» Task objective
Quote, verbatim, all material below, without pictures.

>> Begin Records provided

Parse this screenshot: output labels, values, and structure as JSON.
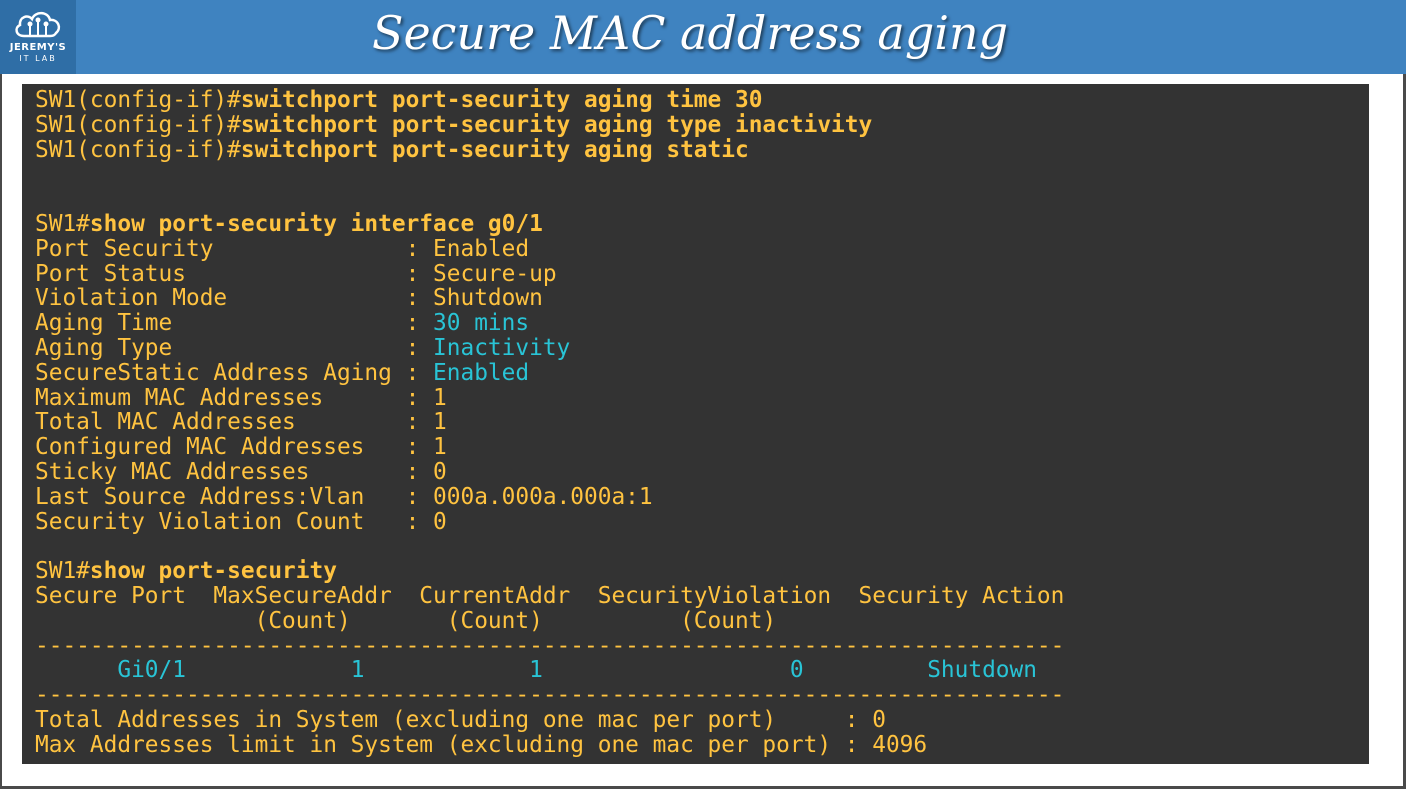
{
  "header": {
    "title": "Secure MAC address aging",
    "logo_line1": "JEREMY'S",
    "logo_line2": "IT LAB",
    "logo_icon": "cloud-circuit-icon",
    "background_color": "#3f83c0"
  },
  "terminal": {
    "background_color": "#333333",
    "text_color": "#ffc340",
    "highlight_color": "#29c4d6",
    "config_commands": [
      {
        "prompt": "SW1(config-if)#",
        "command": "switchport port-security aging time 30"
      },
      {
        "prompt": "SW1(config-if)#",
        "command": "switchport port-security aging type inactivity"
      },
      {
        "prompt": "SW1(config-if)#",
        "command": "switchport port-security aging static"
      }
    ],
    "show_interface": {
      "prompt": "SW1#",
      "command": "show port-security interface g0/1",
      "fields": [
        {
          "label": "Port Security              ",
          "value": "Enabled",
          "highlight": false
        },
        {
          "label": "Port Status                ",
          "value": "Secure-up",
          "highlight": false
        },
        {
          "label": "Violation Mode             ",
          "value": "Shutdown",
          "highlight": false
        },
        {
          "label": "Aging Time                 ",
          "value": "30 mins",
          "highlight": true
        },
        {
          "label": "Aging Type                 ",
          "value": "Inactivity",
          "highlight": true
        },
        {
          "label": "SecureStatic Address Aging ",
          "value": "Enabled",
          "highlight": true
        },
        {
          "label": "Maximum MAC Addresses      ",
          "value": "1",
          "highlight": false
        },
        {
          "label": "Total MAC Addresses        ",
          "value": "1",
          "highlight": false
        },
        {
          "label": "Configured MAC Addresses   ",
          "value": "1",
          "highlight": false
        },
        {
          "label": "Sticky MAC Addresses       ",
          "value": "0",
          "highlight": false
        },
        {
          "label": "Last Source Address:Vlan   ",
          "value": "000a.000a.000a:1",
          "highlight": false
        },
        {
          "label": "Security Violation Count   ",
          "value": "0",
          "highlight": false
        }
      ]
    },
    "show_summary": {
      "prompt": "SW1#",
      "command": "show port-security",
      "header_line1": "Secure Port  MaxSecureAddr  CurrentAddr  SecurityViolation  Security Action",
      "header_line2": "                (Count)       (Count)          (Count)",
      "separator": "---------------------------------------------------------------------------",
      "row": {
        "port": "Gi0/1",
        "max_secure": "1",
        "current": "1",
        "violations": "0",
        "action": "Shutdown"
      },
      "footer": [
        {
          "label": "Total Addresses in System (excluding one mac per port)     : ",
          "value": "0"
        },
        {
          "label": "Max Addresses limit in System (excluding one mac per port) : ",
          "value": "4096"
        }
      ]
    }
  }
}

>> End Records provided

» Reply to the task
Parse this screenshot: output labels, values, and structure as JSON.
{
  "header": {
    "title": "Secure MAC address aging",
    "logo_line1": "JEREMY'S",
    "logo_line2": "IT LAB",
    "logo_icon": "cloud-circuit-icon",
    "background_color": "#3f83c0"
  },
  "terminal": {
    "background_color": "#333333",
    "text_color": "#ffc340",
    "highlight_color": "#29c4d6",
    "config_commands": [
      {
        "prompt": "SW1(config-if)#",
        "command": "switchport port-security aging time 30"
      },
      {
        "prompt": "SW1(config-if)#",
        "command": "switchport port-security aging type inactivity"
      },
      {
        "prompt": "SW1(config-if)#",
        "command": "switchport port-security aging static"
      }
    ],
    "show_interface": {
      "prompt": "SW1#",
      "command": "show port-security interface g0/1",
      "fields": [
        {
          "label": "Port Security              ",
          "value": "Enabled",
          "highlight": false
        },
        {
          "label": "Port Status                ",
          "value": "Secure-up",
          "highlight": false
        },
        {
          "label": "Violation Mode             ",
          "value": "Shutdown",
          "highlight": false
        },
        {
          "label": "Aging Time                 ",
          "value": "30 mins",
          "highlight": true
        },
        {
          "label": "Aging Type                 ",
          "value": "Inactivity",
          "highlight": true
        },
        {
          "label": "SecureStatic Address Aging ",
          "value": "Enabled",
          "highlight": true
        },
        {
          "label": "Maximum MAC Addresses      ",
          "value": "1",
          "highlight": false
        },
        {
          "label": "Total MAC Addresses        ",
          "value": "1",
          "highlight": false
        },
        {
          "label": "Configured MAC Addresses   ",
          "value": "1",
          "highlight": false
        },
        {
          "label": "Sticky MAC Addresses       ",
          "value": "0",
          "highlight": false
        },
        {
          "label": "Last Source Address:Vlan   ",
          "value": "000a.000a.000a:1",
          "highlight": false
        },
        {
          "label": "Security Violation Count   ",
          "value": "0",
          "highlight": false
        }
      ]
    },
    "show_summary": {
      "prompt": "SW1#",
      "command": "show port-security",
      "header_line1": "Secure Port  MaxSecureAddr  CurrentAddr  SecurityViolation  Security Action",
      "header_line2": "                (Count)       (Count)          (Count)",
      "separator": "---------------------------------------------------------------------------",
      "row": {
        "port": "Gi0/1",
        "max_secure": "1",
        "current": "1",
        "violations": "0",
        "action": "Shutdown"
      },
      "footer": [
        {
          "label": "Total Addresses in System (excluding one mac per port)     : ",
          "value": "0"
        },
        {
          "label": "Max Addresses limit in System (excluding one mac per port) : ",
          "value": "4096"
        }
      ]
    }
  }
}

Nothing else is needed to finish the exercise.